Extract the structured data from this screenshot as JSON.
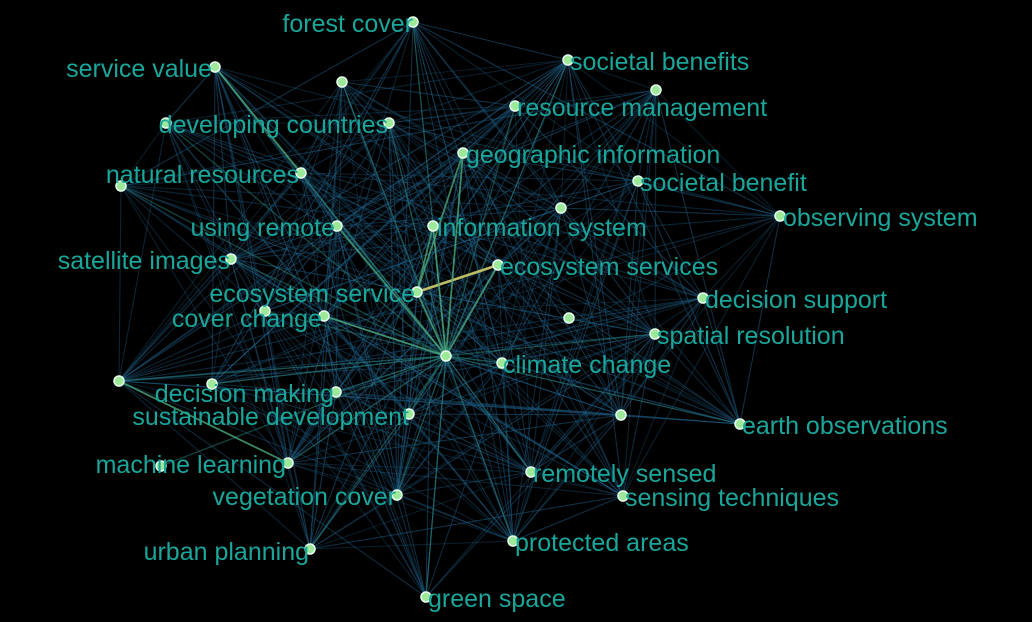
{
  "colors": {
    "background": "#000000",
    "label": "#1aa69a",
    "node_fill": "#9ee89a",
    "node_stroke": "#e8fff0",
    "edge_weak": "#1f5f86",
    "edge_medium": "#2f8f86",
    "edge_strong": "#4fae7c",
    "edge_highlight": "#c8c66a"
  },
  "nodes": [
    {
      "id": "forest-cover",
      "label": "forest cover"
    },
    {
      "id": "service-value",
      "label": "service value"
    },
    {
      "id": "societal-benefits",
      "label": "societal benefits"
    },
    {
      "id": "resource-management",
      "label": "resource management"
    },
    {
      "id": "developing-countries",
      "label": "developing countries"
    },
    {
      "id": "geographic-information",
      "label": "geographic information"
    },
    {
      "id": "natural-resources",
      "label": "natural resources"
    },
    {
      "id": "societal-benefit",
      "label": "societal benefit"
    },
    {
      "id": "observing-system",
      "label": "observing system"
    },
    {
      "id": "using-remote",
      "label": "using remote"
    },
    {
      "id": "information-system",
      "label": "information system"
    },
    {
      "id": "satellite-images",
      "label": "satellite images"
    },
    {
      "id": "ecosystem-services",
      "label": "ecosystem services"
    },
    {
      "id": "ecosystem-service",
      "label": "ecosystem service"
    },
    {
      "id": "decision-support",
      "label": "decision support"
    },
    {
      "id": "cover-change",
      "label": "cover change"
    },
    {
      "id": "spatial-resolution",
      "label": "spatial resolution"
    },
    {
      "id": "climate-change",
      "label": "climate change"
    },
    {
      "id": "decision-making",
      "label": "decision making"
    },
    {
      "id": "sustainable-development",
      "label": "sustainable development"
    },
    {
      "id": "earth-observations",
      "label": "earth observations"
    },
    {
      "id": "machine-learning",
      "label": "machine learning"
    },
    {
      "id": "remotely-sensed",
      "label": "remotely sensed"
    },
    {
      "id": "vegetation-cover",
      "label": "vegetation cover"
    },
    {
      "id": "sensing-techniques",
      "label": "sensing techniques"
    },
    {
      "id": "protected-areas",
      "label": "protected areas"
    },
    {
      "id": "urban-planning",
      "label": "urban planning"
    },
    {
      "id": "green-space",
      "label": "green space"
    },
    {
      "id": "n1",
      "label": ""
    },
    {
      "id": "n2",
      "label": ""
    },
    {
      "id": "n3",
      "label": ""
    },
    {
      "id": "n4",
      "label": ""
    },
    {
      "id": "n5",
      "label": ""
    },
    {
      "id": "n6",
      "label": ""
    },
    {
      "id": "n7",
      "label": ""
    },
    {
      "id": "n8",
      "label": ""
    },
    {
      "id": "n9",
      "label": ""
    },
    {
      "id": "n10",
      "label": ""
    }
  ],
  "edges_strong": [
    [
      "ecosystem-service",
      "ecosystem-services"
    ],
    [
      "n7",
      "ecosystem-service"
    ],
    [
      "n7",
      "ecosystem-services"
    ],
    [
      "n7",
      "geographic-information"
    ],
    [
      "n7",
      "information-system"
    ],
    [
      "n7",
      "cover-change"
    ],
    [
      "n7",
      "using-remote"
    ],
    [
      "ecosystem-service",
      "geographic-information"
    ],
    [
      "ecosystem-service",
      "information-system"
    ],
    [
      "service-value",
      "natural-resources"
    ],
    [
      "n8",
      "machine-learning"
    ]
  ]
}
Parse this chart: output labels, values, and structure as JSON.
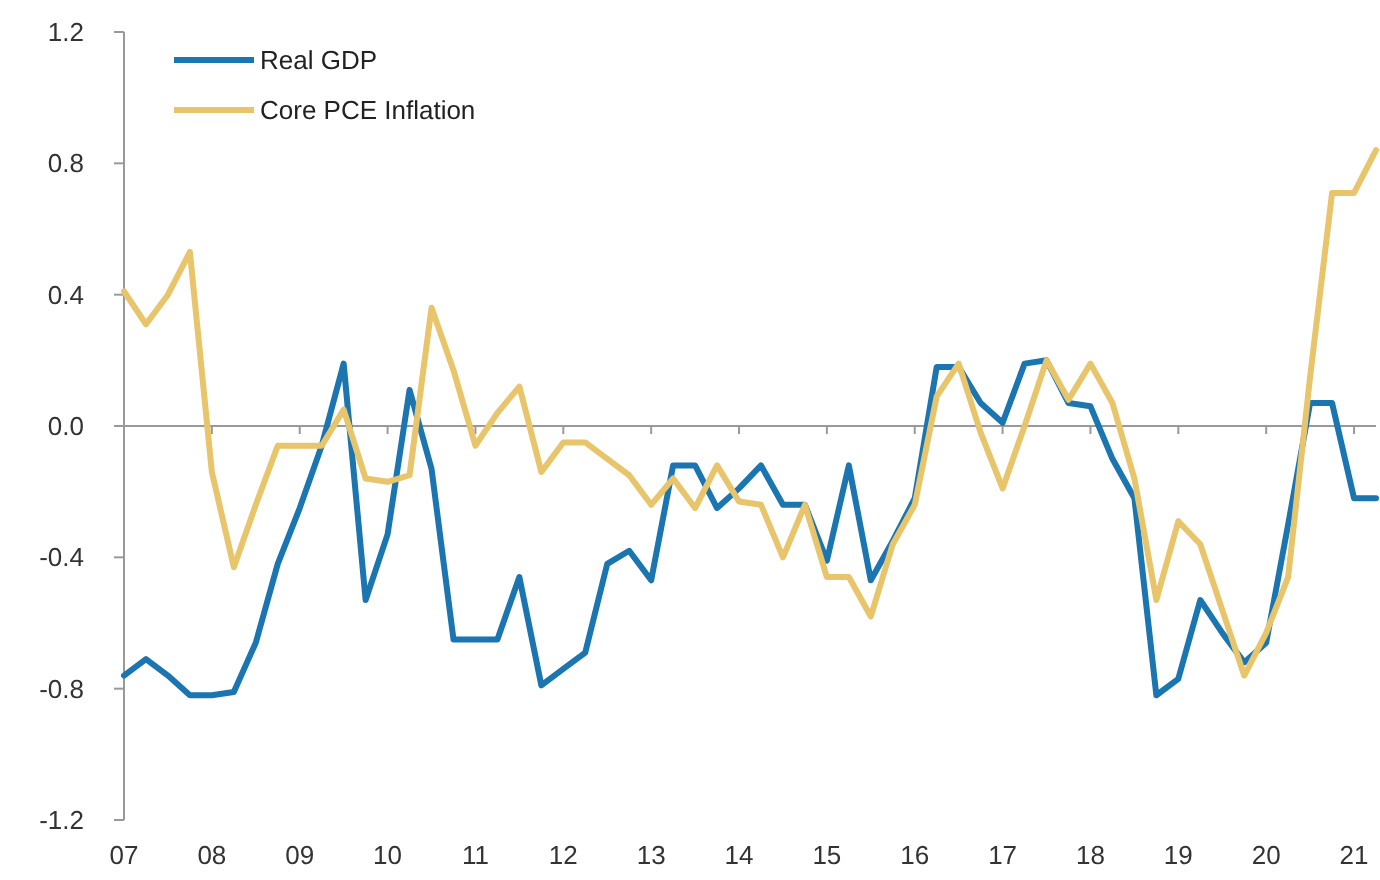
{
  "chart_data": {
    "type": "line",
    "x": [
      2007,
      2007.25,
      2007.5,
      2007.75,
      2008,
      2008.25,
      2008.5,
      2008.75,
      2009,
      2009.25,
      2009.5,
      2009.75,
      2010,
      2010.25,
      2010.5,
      2010.75,
      2011,
      2011.25,
      2011.5,
      2011.75,
      2012,
      2012.25,
      2012.5,
      2012.75,
      2013,
      2013.25,
      2013.5,
      2013.75,
      2014,
      2014.25,
      2014.5,
      2014.75,
      2015,
      2015.25,
      2015.5,
      2015.75,
      2016,
      2016.25,
      2016.5,
      2016.75,
      2017,
      2017.25,
      2017.5,
      2017.75,
      2018,
      2018.25,
      2018.5,
      2018.75,
      2019,
      2019.25,
      2019.5,
      2019.75,
      2020,
      2020.25,
      2020.5,
      2020.75,
      2021,
      2021.25
    ],
    "series": [
      {
        "name": "Real GDP",
        "color": "#1a75b0",
        "values": [
          -0.76,
          -0.71,
          -0.76,
          -0.82,
          -0.82,
          -0.81,
          -0.66,
          -0.42,
          -0.25,
          -0.06,
          0.19,
          -0.53,
          -0.33,
          0.11,
          -0.13,
          -0.65,
          -0.65,
          -0.65,
          -0.46,
          -0.79,
          -0.74,
          -0.69,
          -0.42,
          -0.38,
          -0.47,
          -0.12,
          -0.12,
          -0.25,
          -0.19,
          -0.12,
          -0.24,
          -0.24,
          -0.41,
          -0.12,
          -0.47,
          -0.35,
          -0.22,
          0.18,
          0.18,
          0.07,
          0.01,
          0.19,
          0.2,
          0.07,
          0.06,
          -0.1,
          -0.22,
          -0.82,
          -0.77,
          -0.53,
          -0.63,
          -0.72,
          -0.66,
          -0.3,
          0.07,
          0.07,
          -0.22,
          -0.22
        ]
      },
      {
        "name": "Core PCE Inflation",
        "color": "#e8c46a",
        "values": [
          0.41,
          0.31,
          0.4,
          0.53,
          -0.14,
          -0.43,
          -0.24,
          -0.06,
          -0.06,
          -0.06,
          0.05,
          -0.16,
          -0.17,
          -0.15,
          0.36,
          0.17,
          -0.06,
          0.04,
          0.12,
          -0.14,
          -0.05,
          -0.05,
          -0.1,
          -0.15,
          -0.24,
          -0.16,
          -0.25,
          -0.12,
          -0.23,
          -0.24,
          -0.4,
          -0.24,
          -0.46,
          -0.46,
          -0.58,
          -0.36,
          -0.24,
          0.09,
          0.19,
          -0.02,
          -0.19,
          0,
          0.2,
          0.08,
          0.19,
          0.07,
          -0.16,
          -0.53,
          -0.29,
          -0.36,
          -0.56,
          -0.76,
          -0.63,
          -0.46,
          0.15,
          0.71,
          0.71,
          0.84
        ]
      }
    ],
    "xlim": [
      2007,
      2021.25
    ],
    "xticks": [
      {
        "value": 2007,
        "label": "07"
      },
      {
        "value": 2008,
        "label": "08"
      },
      {
        "value": 2009,
        "label": "09"
      },
      {
        "value": 2010,
        "label": "10"
      },
      {
        "value": 2011,
        "label": "11"
      },
      {
        "value": 2012,
        "label": "12"
      },
      {
        "value": 2013,
        "label": "13"
      },
      {
        "value": 2014,
        "label": "14"
      },
      {
        "value": 2015,
        "label": "15"
      },
      {
        "value": 2016,
        "label": "16"
      },
      {
        "value": 2017,
        "label": "17"
      },
      {
        "value": 2018,
        "label": "18"
      },
      {
        "value": 2019,
        "label": "19"
      },
      {
        "value": 2020,
        "label": "20"
      },
      {
        "value": 2021,
        "label": "21"
      }
    ],
    "ylim": [
      -1.2,
      1.2
    ],
    "yticks": [
      -1.2,
      -0.8,
      -0.4,
      {
        "value": 0,
        "label": "0.0"
      },
      0.4,
      0.8,
      1.2
    ],
    "ref_lines": [
      {
        "axis": "y",
        "value": 0,
        "color": "#999999"
      }
    ],
    "legend": "top left",
    "grid": false,
    "marker": "none",
    "line_style": "solid"
  }
}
----
Gather up every line in the data above that contains the word "ecosystem", copying each one.

      "id": "ecosystem-services",
      "label": "ecosystem services"
      "id": "ecosystem-service",
      "label": "ecosystem service"
      "ecosystem-service",
      "ecosystem-services"
      "ecosystem-service"
      "ecosystem-services"
      "ecosystem-service",
      "ecosystem-service",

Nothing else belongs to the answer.